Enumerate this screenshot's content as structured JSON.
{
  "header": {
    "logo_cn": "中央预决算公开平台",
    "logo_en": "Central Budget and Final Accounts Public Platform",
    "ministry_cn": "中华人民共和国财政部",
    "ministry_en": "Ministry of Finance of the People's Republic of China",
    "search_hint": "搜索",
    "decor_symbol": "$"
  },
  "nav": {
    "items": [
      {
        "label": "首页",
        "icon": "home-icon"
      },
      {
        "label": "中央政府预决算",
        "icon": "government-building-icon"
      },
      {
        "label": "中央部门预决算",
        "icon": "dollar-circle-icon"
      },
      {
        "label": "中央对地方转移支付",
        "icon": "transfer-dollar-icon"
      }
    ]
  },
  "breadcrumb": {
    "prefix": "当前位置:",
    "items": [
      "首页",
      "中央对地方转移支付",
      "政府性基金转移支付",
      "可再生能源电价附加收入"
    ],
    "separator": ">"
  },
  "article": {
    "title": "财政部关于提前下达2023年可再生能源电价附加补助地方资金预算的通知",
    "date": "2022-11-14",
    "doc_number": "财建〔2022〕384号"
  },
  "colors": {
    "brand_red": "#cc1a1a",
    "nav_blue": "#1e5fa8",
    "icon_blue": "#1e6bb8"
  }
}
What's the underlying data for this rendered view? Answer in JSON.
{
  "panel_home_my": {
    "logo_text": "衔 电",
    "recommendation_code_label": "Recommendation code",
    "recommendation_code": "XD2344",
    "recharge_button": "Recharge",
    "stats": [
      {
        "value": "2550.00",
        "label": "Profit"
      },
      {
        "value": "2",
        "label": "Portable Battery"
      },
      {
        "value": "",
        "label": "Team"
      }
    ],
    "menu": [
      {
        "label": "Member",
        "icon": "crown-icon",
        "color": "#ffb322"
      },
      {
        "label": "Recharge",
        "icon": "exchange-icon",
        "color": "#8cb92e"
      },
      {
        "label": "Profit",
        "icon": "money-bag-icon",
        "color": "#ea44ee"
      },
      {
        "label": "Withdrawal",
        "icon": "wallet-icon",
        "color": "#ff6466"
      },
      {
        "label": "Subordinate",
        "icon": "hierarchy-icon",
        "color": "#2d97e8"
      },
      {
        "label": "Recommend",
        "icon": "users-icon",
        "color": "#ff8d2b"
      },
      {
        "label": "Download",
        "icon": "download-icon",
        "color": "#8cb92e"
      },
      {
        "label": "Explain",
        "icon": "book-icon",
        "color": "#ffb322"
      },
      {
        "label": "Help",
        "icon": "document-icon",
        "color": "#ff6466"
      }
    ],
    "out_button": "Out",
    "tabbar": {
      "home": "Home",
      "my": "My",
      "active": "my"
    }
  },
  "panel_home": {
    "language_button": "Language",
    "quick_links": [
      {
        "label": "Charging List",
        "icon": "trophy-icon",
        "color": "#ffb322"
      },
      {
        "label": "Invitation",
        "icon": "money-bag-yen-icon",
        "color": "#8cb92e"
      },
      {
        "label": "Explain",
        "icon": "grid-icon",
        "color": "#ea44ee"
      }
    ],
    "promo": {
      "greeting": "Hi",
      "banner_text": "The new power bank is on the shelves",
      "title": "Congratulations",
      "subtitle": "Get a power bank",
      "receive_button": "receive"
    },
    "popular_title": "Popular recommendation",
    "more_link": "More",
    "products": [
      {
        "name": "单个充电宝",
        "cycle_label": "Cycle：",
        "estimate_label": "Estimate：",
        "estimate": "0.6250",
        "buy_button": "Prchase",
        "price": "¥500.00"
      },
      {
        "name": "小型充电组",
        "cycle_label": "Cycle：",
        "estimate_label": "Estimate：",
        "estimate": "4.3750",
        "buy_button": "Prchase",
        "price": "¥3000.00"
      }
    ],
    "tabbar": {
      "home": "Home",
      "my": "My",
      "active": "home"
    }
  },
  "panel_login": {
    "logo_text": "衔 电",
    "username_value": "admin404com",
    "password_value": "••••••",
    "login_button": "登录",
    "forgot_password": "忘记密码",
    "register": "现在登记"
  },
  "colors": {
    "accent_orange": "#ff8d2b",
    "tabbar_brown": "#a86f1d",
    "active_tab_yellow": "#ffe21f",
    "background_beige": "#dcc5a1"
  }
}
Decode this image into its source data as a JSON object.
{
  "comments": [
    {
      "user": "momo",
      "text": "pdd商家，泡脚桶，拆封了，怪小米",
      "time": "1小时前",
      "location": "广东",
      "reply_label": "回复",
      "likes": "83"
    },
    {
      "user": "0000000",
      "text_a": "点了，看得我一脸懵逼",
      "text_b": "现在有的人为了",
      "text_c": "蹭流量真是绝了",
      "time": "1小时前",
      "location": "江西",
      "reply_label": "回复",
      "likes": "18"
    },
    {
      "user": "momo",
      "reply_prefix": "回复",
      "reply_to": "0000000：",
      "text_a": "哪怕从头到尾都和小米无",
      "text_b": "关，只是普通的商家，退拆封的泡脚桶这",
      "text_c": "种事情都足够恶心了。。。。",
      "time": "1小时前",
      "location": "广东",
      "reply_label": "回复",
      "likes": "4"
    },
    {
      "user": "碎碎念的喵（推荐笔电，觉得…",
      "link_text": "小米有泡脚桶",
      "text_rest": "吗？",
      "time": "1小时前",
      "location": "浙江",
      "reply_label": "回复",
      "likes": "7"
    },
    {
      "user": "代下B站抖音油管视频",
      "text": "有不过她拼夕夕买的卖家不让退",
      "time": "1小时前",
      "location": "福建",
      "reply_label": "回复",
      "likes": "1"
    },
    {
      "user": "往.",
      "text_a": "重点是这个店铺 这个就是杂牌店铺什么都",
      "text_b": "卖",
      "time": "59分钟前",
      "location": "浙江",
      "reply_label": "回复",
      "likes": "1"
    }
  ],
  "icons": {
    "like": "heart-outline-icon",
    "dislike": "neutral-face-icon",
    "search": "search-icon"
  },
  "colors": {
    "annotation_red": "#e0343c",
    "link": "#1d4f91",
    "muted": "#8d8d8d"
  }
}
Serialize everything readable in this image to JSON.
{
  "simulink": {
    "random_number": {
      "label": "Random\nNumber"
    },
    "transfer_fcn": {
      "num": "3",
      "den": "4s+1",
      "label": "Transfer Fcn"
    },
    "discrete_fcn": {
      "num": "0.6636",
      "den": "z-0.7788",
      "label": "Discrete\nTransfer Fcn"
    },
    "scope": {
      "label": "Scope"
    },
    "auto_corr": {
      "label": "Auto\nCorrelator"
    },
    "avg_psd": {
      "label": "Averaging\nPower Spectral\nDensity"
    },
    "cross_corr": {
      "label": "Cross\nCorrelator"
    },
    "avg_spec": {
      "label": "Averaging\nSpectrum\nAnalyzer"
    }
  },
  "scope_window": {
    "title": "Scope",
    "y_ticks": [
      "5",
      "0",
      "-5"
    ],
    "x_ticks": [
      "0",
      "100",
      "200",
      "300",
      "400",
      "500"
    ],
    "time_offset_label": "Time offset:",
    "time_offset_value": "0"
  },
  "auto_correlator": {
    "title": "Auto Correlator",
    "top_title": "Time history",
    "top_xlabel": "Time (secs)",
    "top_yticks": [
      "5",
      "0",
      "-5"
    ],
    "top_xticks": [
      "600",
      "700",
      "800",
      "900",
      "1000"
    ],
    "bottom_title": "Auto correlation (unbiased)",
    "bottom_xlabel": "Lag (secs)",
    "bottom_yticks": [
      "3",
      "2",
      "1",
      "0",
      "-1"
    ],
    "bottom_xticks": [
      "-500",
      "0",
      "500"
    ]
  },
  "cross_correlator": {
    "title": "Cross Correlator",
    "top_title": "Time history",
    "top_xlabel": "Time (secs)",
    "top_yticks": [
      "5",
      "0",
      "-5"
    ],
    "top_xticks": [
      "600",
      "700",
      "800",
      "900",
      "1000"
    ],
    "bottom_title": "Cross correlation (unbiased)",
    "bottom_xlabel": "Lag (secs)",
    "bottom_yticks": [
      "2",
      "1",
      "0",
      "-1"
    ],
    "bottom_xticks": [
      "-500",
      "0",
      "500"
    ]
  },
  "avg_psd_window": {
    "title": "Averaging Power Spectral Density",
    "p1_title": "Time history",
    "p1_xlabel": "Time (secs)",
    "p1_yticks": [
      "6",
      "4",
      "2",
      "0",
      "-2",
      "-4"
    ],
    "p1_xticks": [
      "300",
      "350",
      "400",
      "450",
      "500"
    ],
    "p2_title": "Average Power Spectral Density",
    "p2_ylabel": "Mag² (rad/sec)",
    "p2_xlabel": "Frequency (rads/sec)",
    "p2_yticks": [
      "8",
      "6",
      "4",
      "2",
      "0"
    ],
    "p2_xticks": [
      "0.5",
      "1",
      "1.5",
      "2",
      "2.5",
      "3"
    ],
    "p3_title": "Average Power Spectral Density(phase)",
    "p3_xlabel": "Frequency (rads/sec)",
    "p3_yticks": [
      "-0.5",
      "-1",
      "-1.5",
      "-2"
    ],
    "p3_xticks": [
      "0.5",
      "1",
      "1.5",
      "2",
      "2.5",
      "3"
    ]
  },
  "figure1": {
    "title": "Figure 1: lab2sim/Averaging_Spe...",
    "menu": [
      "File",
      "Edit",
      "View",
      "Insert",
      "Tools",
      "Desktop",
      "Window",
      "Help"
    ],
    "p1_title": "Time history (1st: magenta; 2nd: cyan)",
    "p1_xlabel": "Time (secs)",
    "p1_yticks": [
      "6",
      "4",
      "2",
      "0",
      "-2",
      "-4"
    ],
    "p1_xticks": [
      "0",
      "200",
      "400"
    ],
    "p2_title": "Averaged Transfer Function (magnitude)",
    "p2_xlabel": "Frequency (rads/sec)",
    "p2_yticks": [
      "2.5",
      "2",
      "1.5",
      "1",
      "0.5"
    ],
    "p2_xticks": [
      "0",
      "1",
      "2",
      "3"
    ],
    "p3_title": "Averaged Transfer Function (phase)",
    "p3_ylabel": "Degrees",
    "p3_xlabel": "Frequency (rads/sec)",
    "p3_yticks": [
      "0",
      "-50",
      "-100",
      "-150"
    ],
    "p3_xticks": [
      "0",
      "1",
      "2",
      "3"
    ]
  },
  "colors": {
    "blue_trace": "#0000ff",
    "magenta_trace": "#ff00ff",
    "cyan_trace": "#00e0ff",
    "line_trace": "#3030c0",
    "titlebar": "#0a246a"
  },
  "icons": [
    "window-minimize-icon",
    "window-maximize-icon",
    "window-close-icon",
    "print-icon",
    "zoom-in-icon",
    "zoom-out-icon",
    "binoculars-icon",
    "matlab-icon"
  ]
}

#### [REQUIRED TASK]
In the records, locate each line holding the string "likes" and copy it.

#### [WRITTEN REPLY]
      "likes": "83"
      "likes": "18"
      "likes": "4"
      "likes": "7"
      "likes": "1"
      "likes": "1"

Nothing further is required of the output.